:: Given exercise ::
Begin with the line holding "Convert this document image to plain text." and write out each following line to the end of the data, exactly. Pictures are left out.

:: Input ::
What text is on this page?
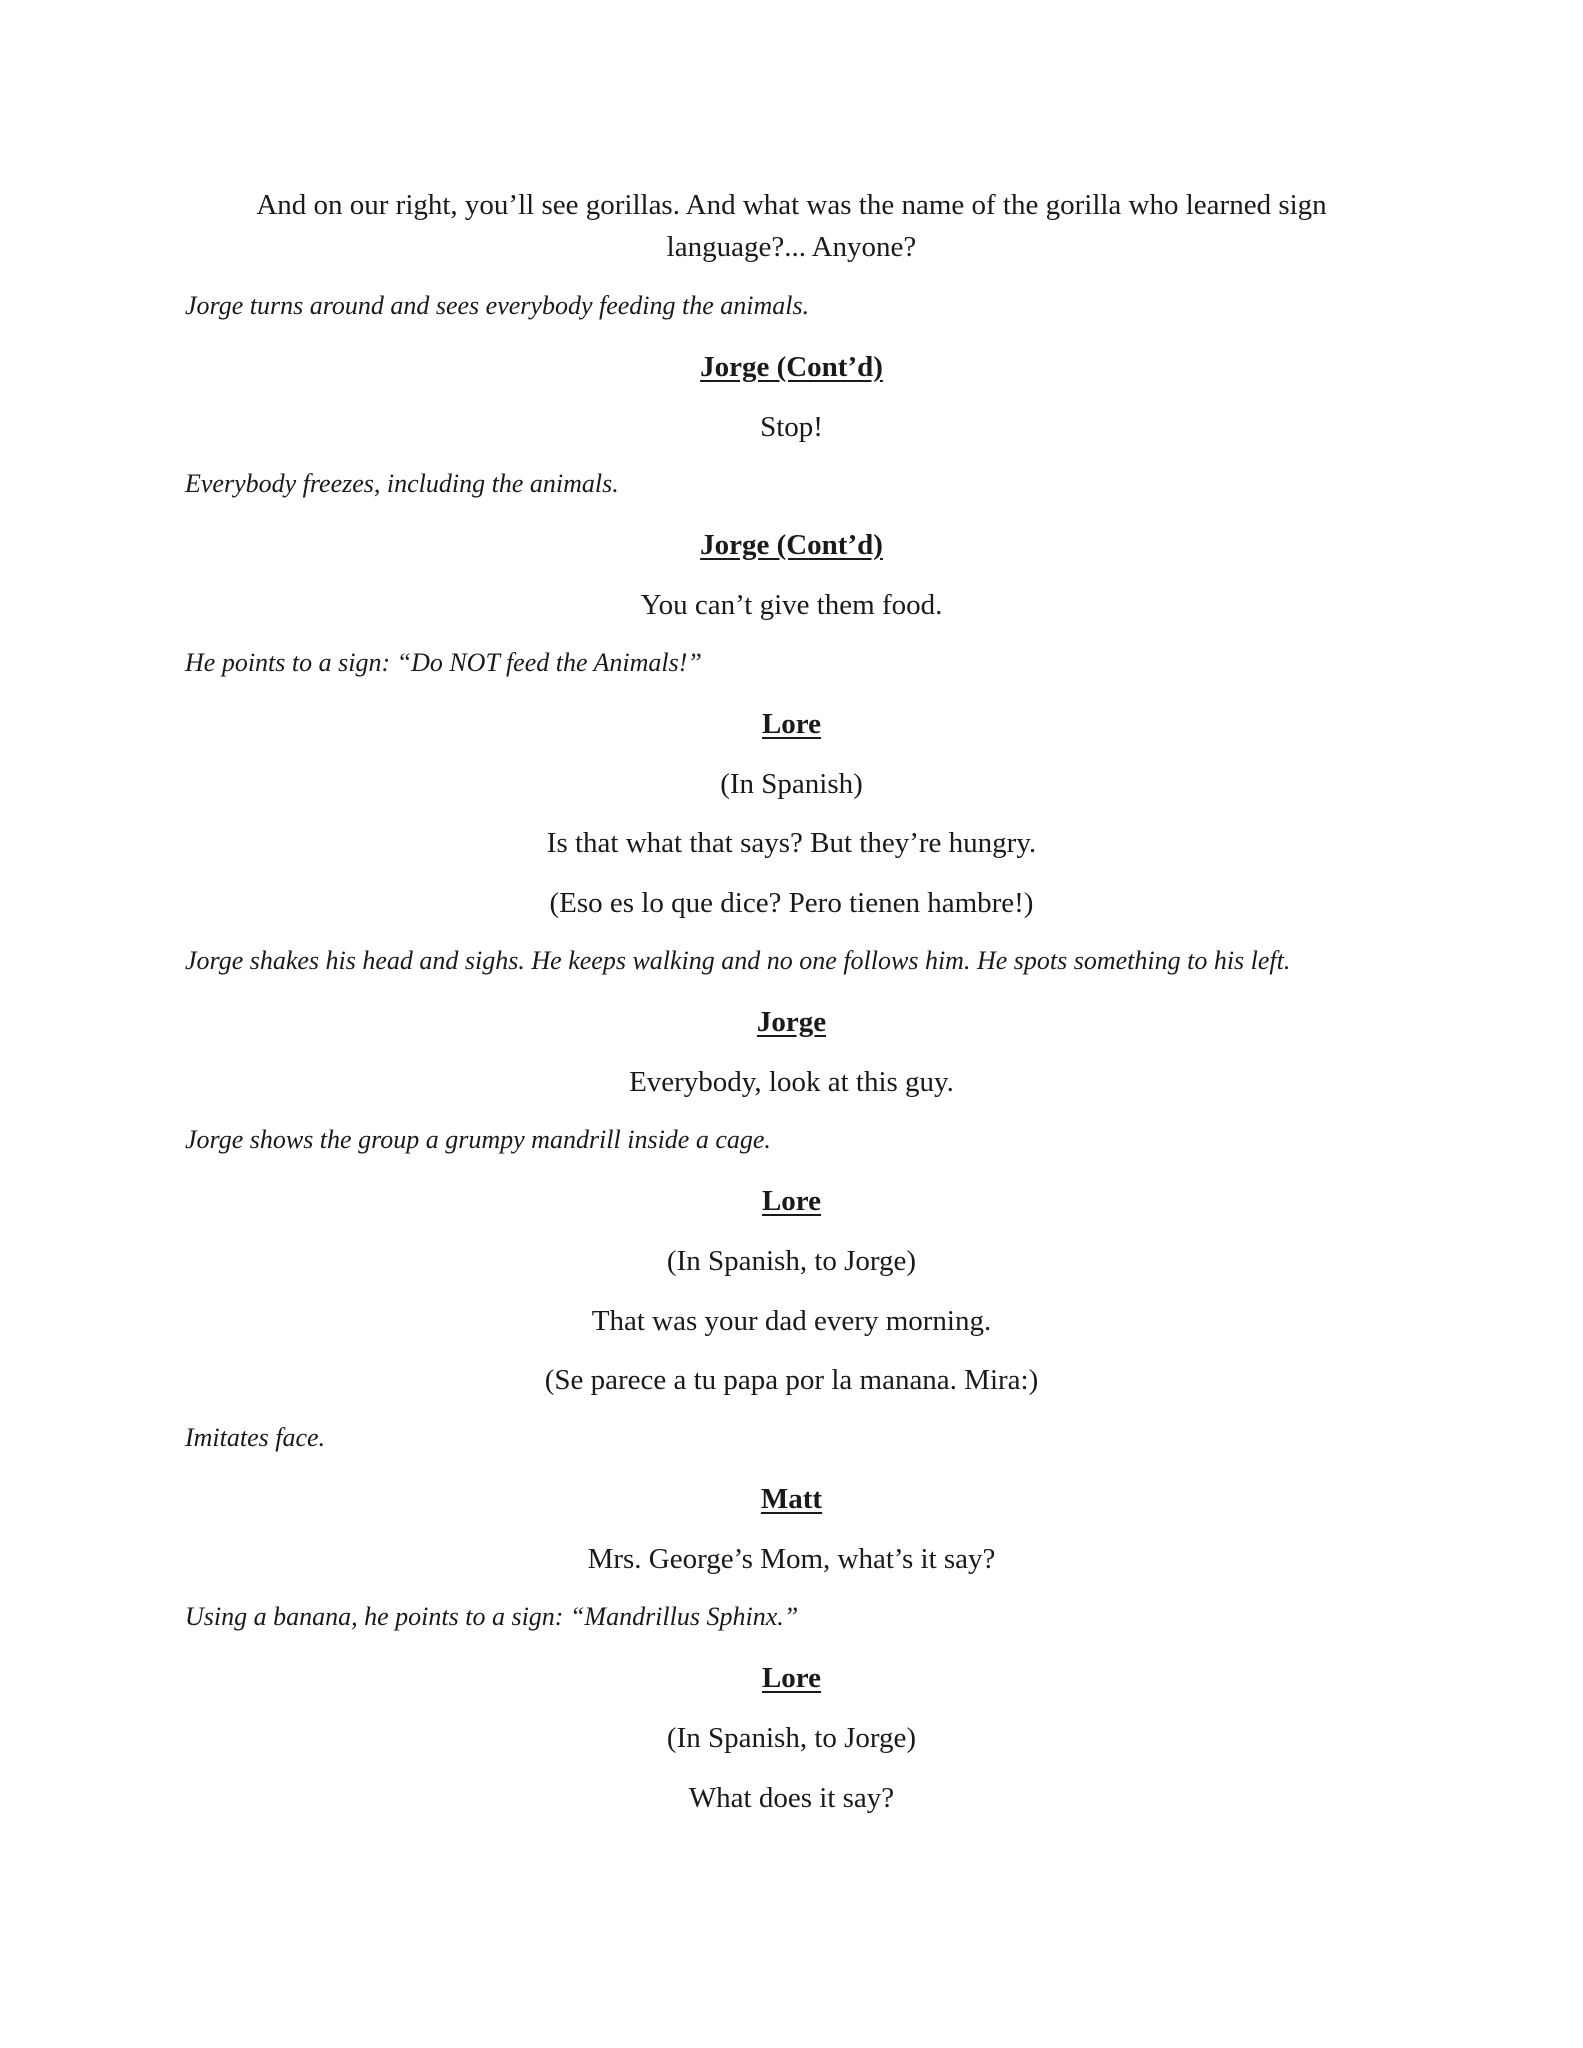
And on our right, you’ll see gorillas. And what was the name of the gorilla who learned sign
language?... Anyone?
Jorge turns around and sees everybody feeding the animals.
Jorge (Cont’d)
Stop!
Everybody freezes, including the animals.
Jorge (Cont’d)
You can’t give them food.
He points to a sign: “Do NOT feed the Animals!”
Lore
(In Spanish)
Is that what that says? But they’re hungry.
(Eso es lo que dice? Pero tienen hambre!)
Jorge shakes his head and sighs. He keeps walking and no one follows him. He spots something to his left.
Jorge
Everybody, look at this guy.
Jorge shows the group a grumpy mandrill inside a cage.
Lore
(In Spanish, to Jorge)
That was your dad every morning.
(Se parece a tu papa por la manana. Mira:)
Imitates face.
Matt
Mrs. George’s Mom, what’s it say?
Using a banana, he points to a sign: “Mandrillus Sphinx.”
Lore
(In Spanish, to Jorge)
What does it say?
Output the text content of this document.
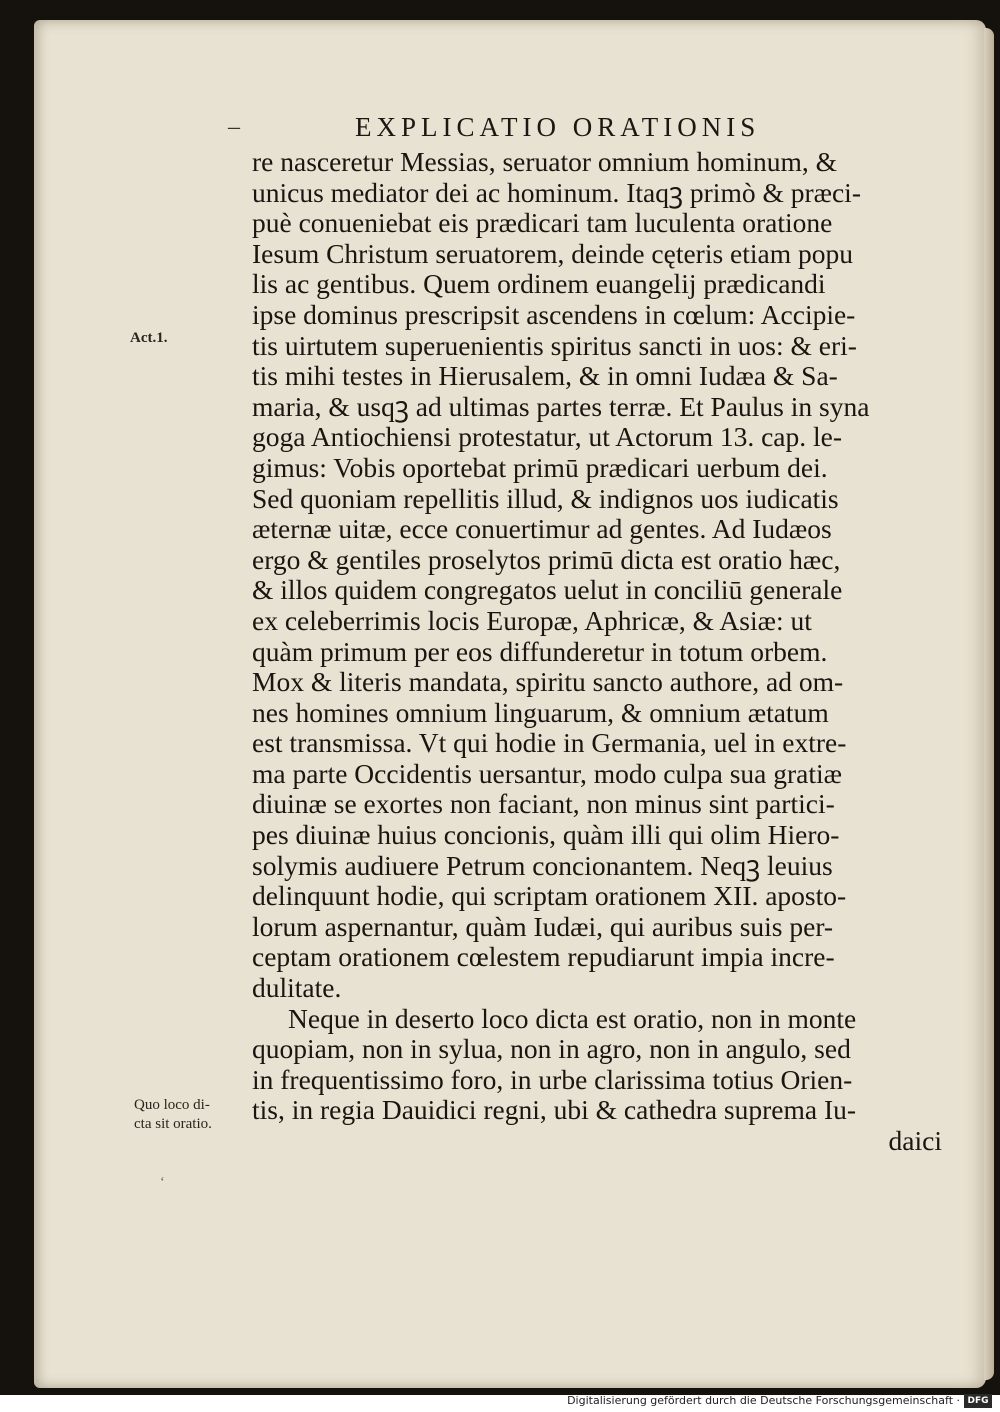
–	EXPLICATIO ORATIONIS
Act.1.
Quo loco di-
cta sit oratio.
‘
re nasceretur Messias, seruator omnium hominum, &
unicus mediator dei ac hominum. Itaqꝫ primò & præci-
puè conueniebat eis prædicari tam luculenta oratione
Iesum Christum seruatorem, deinde cęteris etiam popu
lis ac gentibus. Quem ordinem euangelij prædicandi
ipse dominus prescripsit ascendens in cœlum: Accipie-
tis uirtutem superuenientis spiritus sancti in uos: & eri-
tis mihi testes in Hierusalem, & in omni Iudæa & Sa-
maria, & usqꝫ ad ultimas partes terræ. Et Paulus in syna
goga Antiochiensi protestatur, ut Actorum 13. cap. le-
gimus: Vobis oportebat primū prædicari uerbum dei.
Sed quoniam repellitis illud, & indignos uos iudicatis
æternæ uitæ, ecce conuertimur ad gentes. Ad Iudæos
ergo & gentiles proselytos primū dicta est oratio hæc,
& illos quidem congregatos uelut in conciliū generale
ex celeberrimis locis Europæ, Aphricæ, & Asiæ: ut
quàm primum per eos diffunderetur in totum orbem.
Mox & literis mandata, spiritu sancto authore, ad om-
nes homines omnium linguarum, & omnium ætatum
est transmissa. Vt qui hodie in Germania, uel in extre-
ma parte Occidentis uersantur, modo culpa sua gratiæ
diuinæ se exortes non faciant, non minus sint partici-
pes diuinæ huius concionis, quàm illi qui olim Hiero-
solymis audiuere Petrum concionantem. Neqꝫ leuius
delinquunt hodie, qui scriptam orationem XII. aposto-
lorum aspernantur, quàm Iudæi, qui auribus suis per-
ceptam orationem cœlestem repudiarunt impia incre-
dulitate.
Neque in deserto loco dicta est oratio, non in monte
quopiam, non in sylua, non in agro, non in angulo, sed
in frequentissimo foro, in urbe clarissima totius Orien-
tis, in regia Dauidici regni, ubi & cathedra suprema Iu-
daici
Digitalisierung gefördert durch die Deutsche Forschungsgemeinschaft · DFG
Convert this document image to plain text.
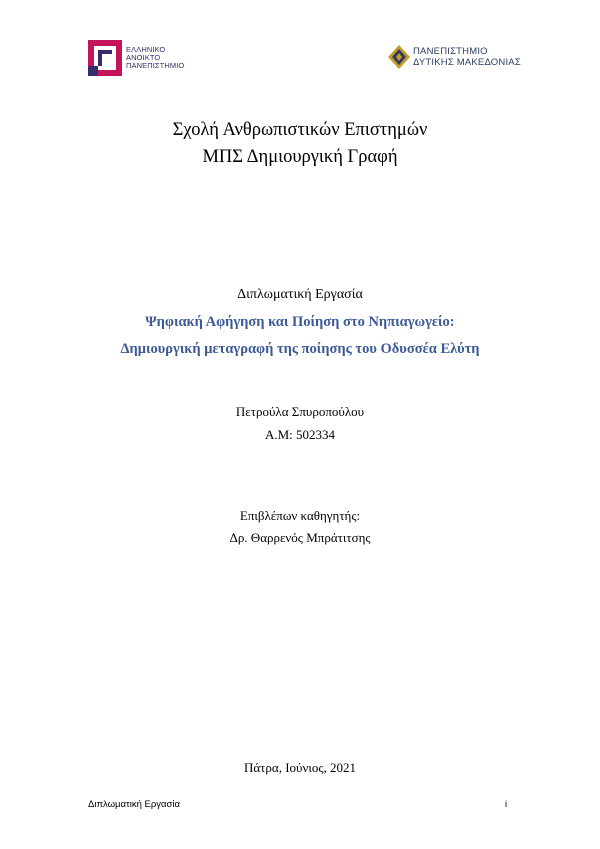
ΕΛΛΗΝΙΚΟ
ΑΝΟΙΚΤΟ
ΠΑΝΕΠΙΣΤΗΜΙΟ
ΠΑΝΕΠΙΣΤΗΜΙΟ
ΔΥΤΙΚΗΣ ΜΑΚΕΔΟΝΙΑΣ
Σχολή Ανθρωπιστικών Επιστημών
ΜΠΣ Δημιουργική Γραφή
Διπλωματική Εργασία
Ψηφιακή Αφήγηση και Ποίηση στο Νηπιαγωγείο:
Δημιουργική μεταγραφή της ποίησης του Οδυσσέα Ελύτη
Πετρούλα Σπυροπούλου
Α.Μ: 502334
Επιβλέπων καθηγητής:
Δρ. Θαρρενός Μπράτιτσης
Πάτρα, Ιούνιος, 2021
Διπλωματική Εργασία	i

:: Exercise answer ::
Convert this document image to plain text.
ΕΛΛΗΝΙΚΟ
ΑΝΟΙΚΤΟ
ΠΑΝΕΠΙΣΤΗΜΙΟ
ΠΑΝΕΠΙΣΤΗΜΙΟ
ΔΥΤΙΚΗΣ ΜΑΚΕΔΟΝΙΑΣ
Σχολή Ανθρωπιστικών Επιστημών
ΜΠΣ Δημιουργική Γραφή
Διπλωματική Εργασία
Ψηφιακή Αφήγηση και Ποίηση στο Νηπιαγωγείο:
Δημιουργική μεταγραφή της ποίησης του Οδυσσέα Ελύτη
Πετρούλα Σπυροπούλου
Α.Μ: 502334
Επιβλέπων καθηγητής:
Δρ. Θαρρενός Μπράτιτσης
Πάτρα, Ιούνιος, 2021
Διπλωματική Εργασία	i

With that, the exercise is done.